__PROBLEM STATEMENT__
Exactly as written, quote every line that follows, skipping the images.

Records excerpted from a collection:
-- START --
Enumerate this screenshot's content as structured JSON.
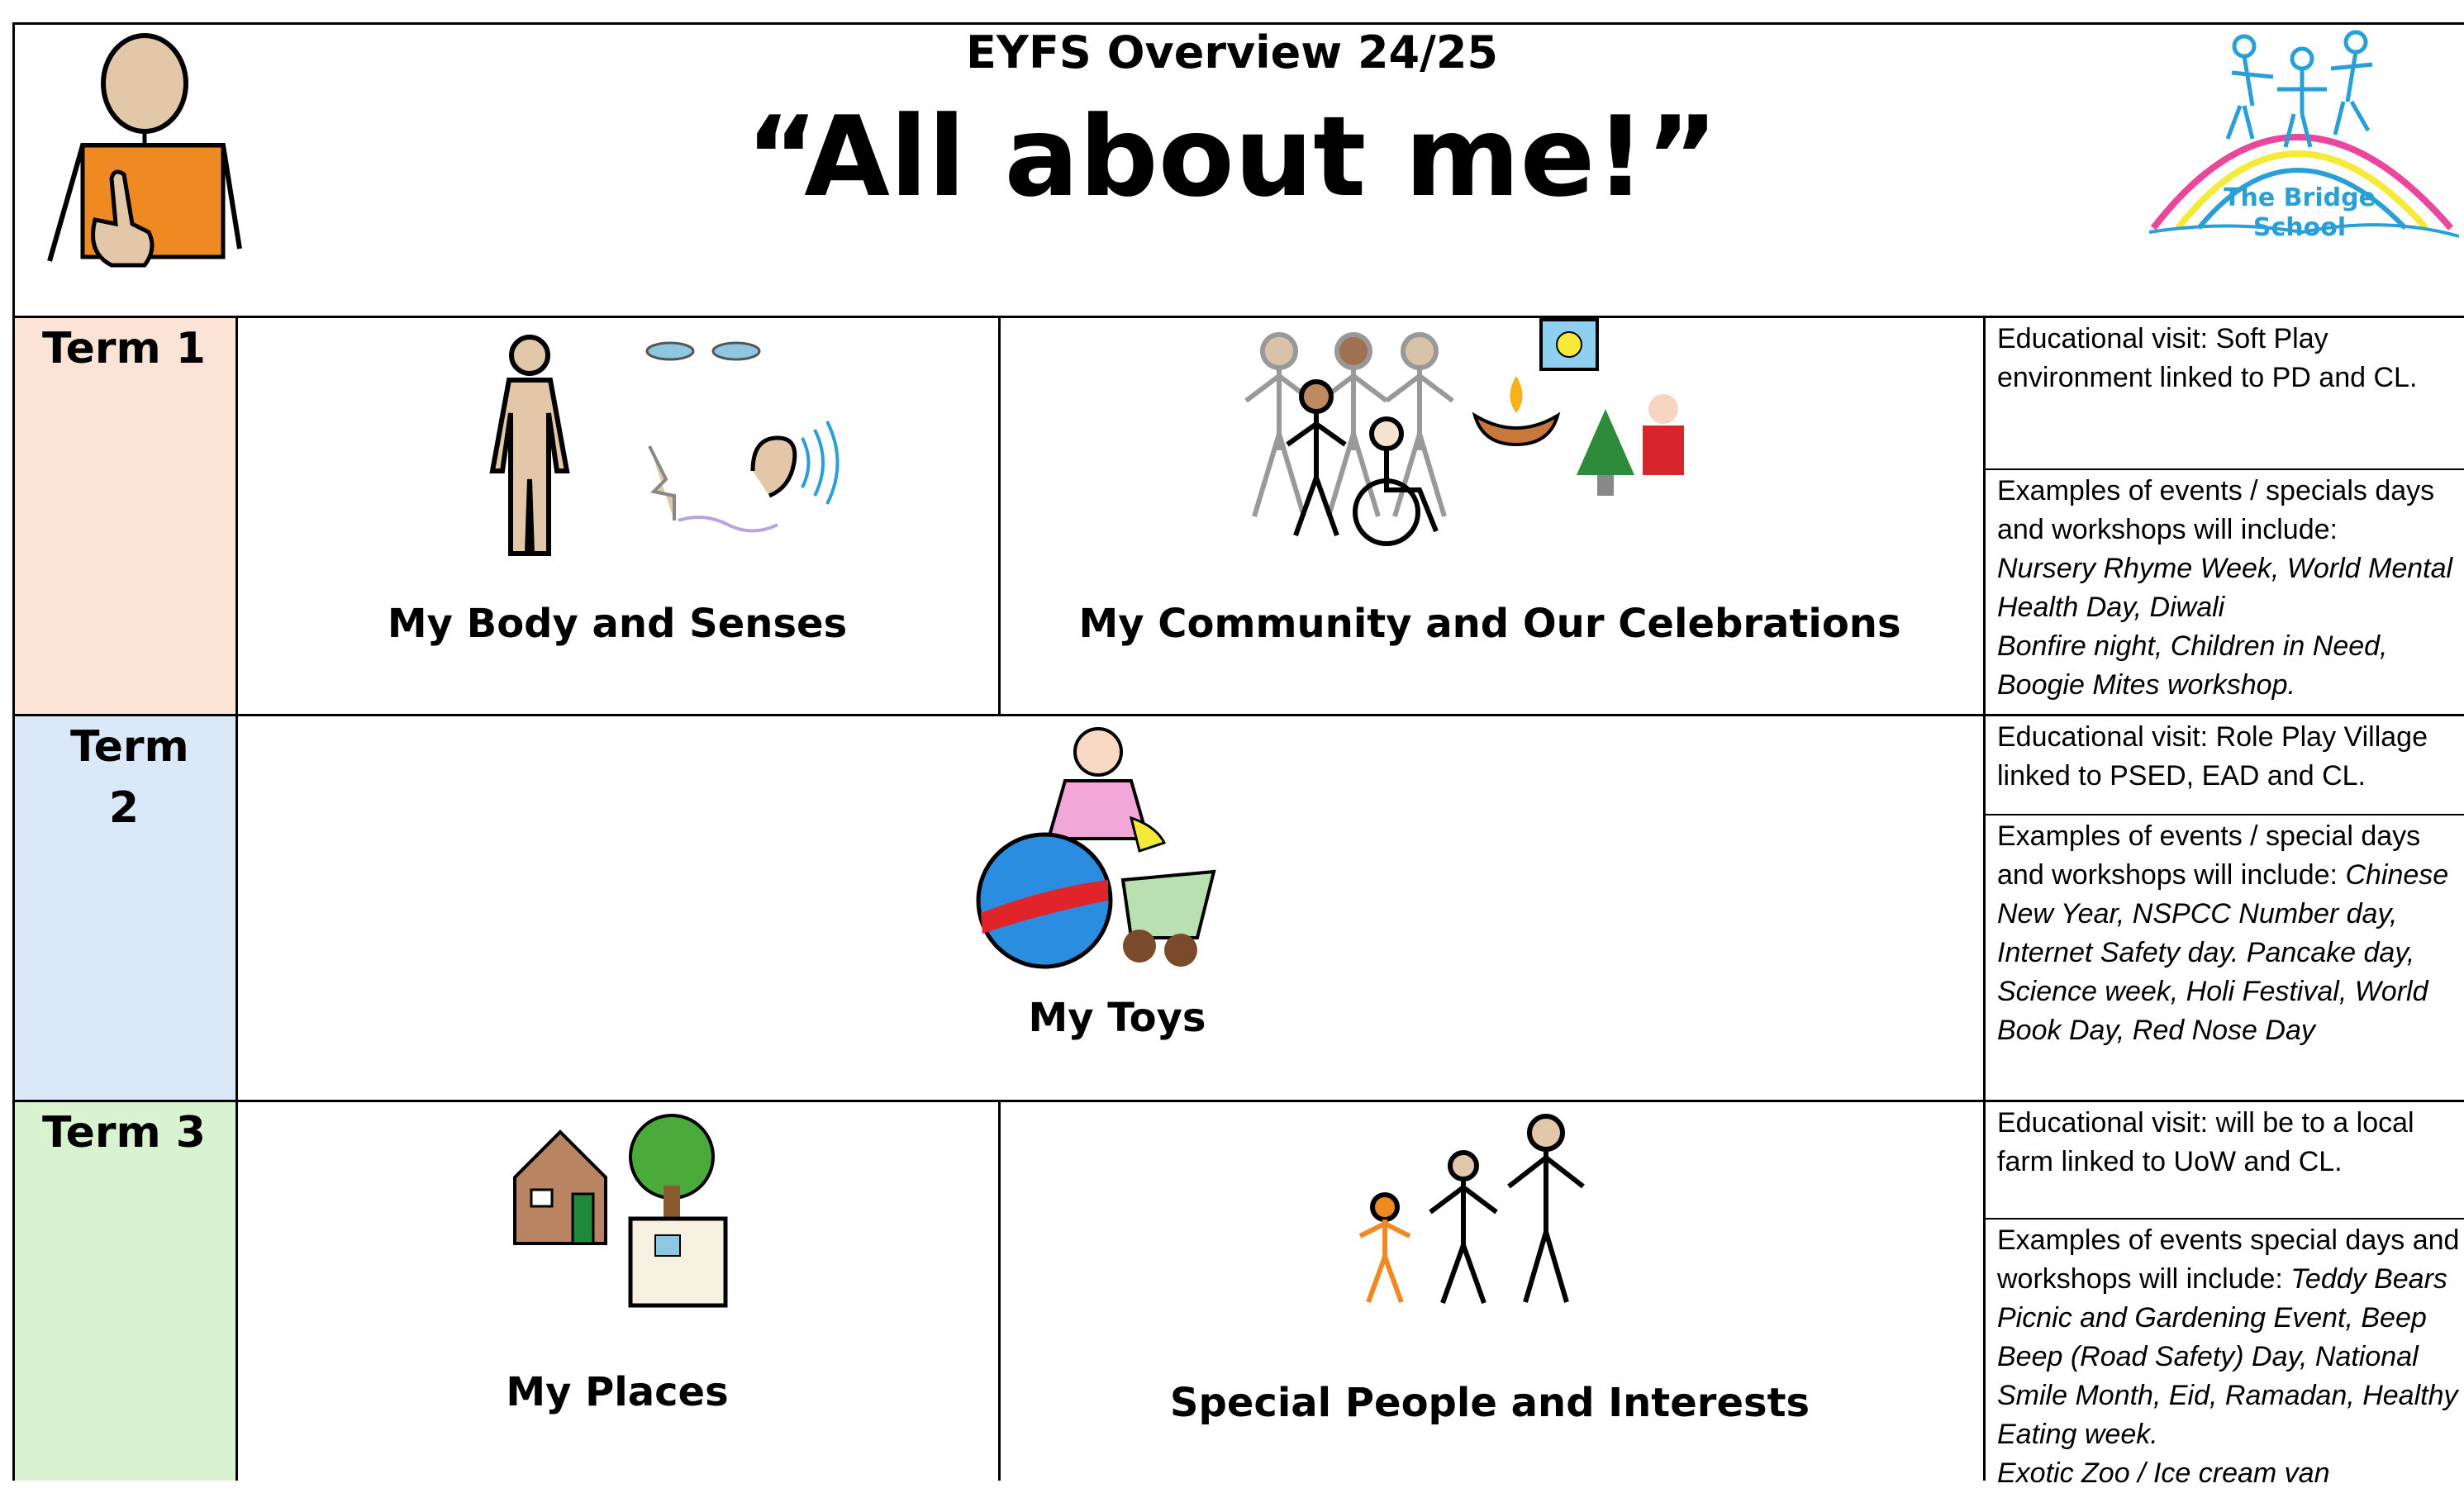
{
  "header": {
    "subtitle": "EYFS Overview 24/25",
    "title": "“All about me!”",
    "logo_text": [
      "The Bridge",
      "School"
    ]
  },
  "terms": [
    {
      "label": "Term 1",
      "topics": [
        "My Body and Senses",
        "My Community and Our Celebrations"
      ],
      "visit": "Educational visit: Soft Play environment linked to PD and CL.",
      "events_intro": "Examples of events / specials days and workshops will include:",
      "events": [
        "Nursery Rhyme Week, World Mental Health Day, Diwali",
        "Bonfire night, Children in Need, Boogie Mites workshop."
      ]
    },
    {
      "label": "Term 2",
      "topics": [
        "My Toys"
      ],
      "visit": "Educational visit: Role Play Village linked to PSED, EAD and CL.",
      "events_intro": "Examples of events / special days and workshops will include:",
      "events": [
        "Chinese New Year, NSPCC Number day, Internet Safety day. Pancake day, Science week, Holi Festival, World Book Day, Red Nose Day"
      ]
    },
    {
      "label": "Term 3",
      "topics": [
        "My Places",
        "Special People and Interests"
      ],
      "visit": "Educational visit: will be to a local farm linked to UoW and CL.",
      "events_intro": "Examples of events special days and workshops will include:",
      "events": [
        "Teddy Bears Picnic and Gardening Event, Beep Beep (Road Safety) Day, National Smile Month, Eid, Ramadan, Healthy Eating week.",
        "Exotic Zoo / Ice cream van"
      ]
    }
  ]
}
-- END --
__WRITTEN SOLUTION__
Enumerate this screenshot's content as structured JSON.
{
  "header": {
    "subtitle": "EYFS Overview 24/25",
    "title": "“All about me!”",
    "logo_text": [
      "The Bridge",
      "School"
    ]
  },
  "terms": [
    {
      "label": "Term 1",
      "topics": [
        "My Body and Senses",
        "My Community and Our Celebrations"
      ],
      "visit": "Educational visit: Soft Play environment linked to PD and CL.",
      "events_intro": "Examples of events / specials days and workshops will include:",
      "events": [
        "Nursery Rhyme Week, World Mental Health Day, Diwali",
        "Bonfire night, Children in Need, Boogie Mites workshop."
      ]
    },
    {
      "label": "Term 2",
      "topics": [
        "My Toys"
      ],
      "visit": "Educational visit: Role Play Village linked to PSED, EAD and CL.",
      "events_intro": "Examples of events / special days and workshops will include:",
      "events": [
        "Chinese New Year, NSPCC Number day, Internet Safety day. Pancake day, Science week, Holi Festival, World Book Day, Red Nose Day"
      ]
    },
    {
      "label": "Term 3",
      "topics": [
        "My Places",
        "Special People and Interests"
      ],
      "visit": "Educational visit: will be to a local farm linked to UoW and CL.",
      "events_intro": "Examples of events special days and workshops will include:",
      "events": [
        "Teddy Bears Picnic and Gardening Event, Beep Beep (Road Safety) Day, National Smile Month, Eid, Ramadan, Healthy Eating week.",
        "Exotic Zoo / Ice cream van"
      ]
    }
  ]
}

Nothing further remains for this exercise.